■ Stated problem ■
Retype the listing that follows, word for word.

-- Start of Input material --

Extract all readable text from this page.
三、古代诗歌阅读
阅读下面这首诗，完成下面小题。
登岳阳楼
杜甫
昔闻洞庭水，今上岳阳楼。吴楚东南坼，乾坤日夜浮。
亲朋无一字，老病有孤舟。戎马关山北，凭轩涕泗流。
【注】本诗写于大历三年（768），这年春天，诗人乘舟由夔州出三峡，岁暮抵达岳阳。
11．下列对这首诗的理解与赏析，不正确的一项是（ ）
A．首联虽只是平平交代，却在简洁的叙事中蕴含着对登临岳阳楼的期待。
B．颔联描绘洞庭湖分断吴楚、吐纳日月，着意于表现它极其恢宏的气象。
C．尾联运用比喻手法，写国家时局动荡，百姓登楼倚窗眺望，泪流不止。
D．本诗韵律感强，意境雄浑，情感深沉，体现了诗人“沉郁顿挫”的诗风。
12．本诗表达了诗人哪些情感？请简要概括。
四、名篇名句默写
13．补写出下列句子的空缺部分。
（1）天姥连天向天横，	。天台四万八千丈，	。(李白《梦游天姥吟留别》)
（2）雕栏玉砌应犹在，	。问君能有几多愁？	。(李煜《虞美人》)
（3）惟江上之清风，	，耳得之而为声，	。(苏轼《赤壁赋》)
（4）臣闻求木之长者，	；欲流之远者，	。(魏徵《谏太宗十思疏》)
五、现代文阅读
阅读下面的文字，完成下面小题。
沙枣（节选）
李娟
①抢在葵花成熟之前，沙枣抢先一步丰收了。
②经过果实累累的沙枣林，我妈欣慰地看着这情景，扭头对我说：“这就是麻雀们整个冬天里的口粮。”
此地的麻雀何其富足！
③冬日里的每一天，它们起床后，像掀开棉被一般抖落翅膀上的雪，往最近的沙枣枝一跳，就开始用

-- End of Input material --

■ Response to this task ■
Extract all readable text from this page.
三、古代诗歌阅读
阅读下面这首诗，完成下面小题。
登岳阳楼
杜甫
昔闻洞庭水，今上岳阳楼。吴楚东南坼，乾坤日夜浮。
亲朋无一字，老病有孤舟。戎马关山北，凭轩涕泗流。
【注】本诗写于大历三年（768），这年春天，诗人乘舟由夔州出三峡，岁暮抵达岳阳。
11．下列对这首诗的理解与赏析，不正确的一项是（ ）
A．首联虽只是平平交代，却在简洁的叙事中蕴含着对登临岳阳楼的期待。
B．颔联描绘洞庭湖分断吴楚、吐纳日月，着意于表现它极其恢宏的气象。
C．尾联运用比喻手法，写国家时局动荡，百姓登楼倚窗眺望，泪流不止。
D．本诗韵律感强，意境雄浑，情感深沉，体现了诗人“沉郁顿挫”的诗风。
12．本诗表达了诗人哪些情感？请简要概括。
四、名篇名句默写
13．补写出下列句子的空缺部分。
（1）天姥连天向天横，	。天台四万八千丈，	。(李白《梦游天姥吟留别》)
（2）雕栏玉砌应犹在，	。问君能有几多愁？	。(李煜《虞美人》)
（3）惟江上之清风，	，耳得之而为声，	。(苏轼《赤壁赋》)
（4）臣闻求木之长者，	；欲流之远者，	。(魏徵《谏太宗十思疏》)
五、现代文阅读
阅读下面的文字，完成下面小题。
沙枣（节选）
李娟
①抢在葵花成熟之前，沙枣抢先一步丰收了。
②经过果实累累的沙枣林，我妈欣慰地看着这情景，扭头对我说：“这就是麻雀们整个冬天里的口粮。”
此地的麻雀何其富足！
③冬日里的每一天，它们起床后，像掀开棉被一般抖落翅膀上的雪，往最近的沙枣枝一跳，就开始用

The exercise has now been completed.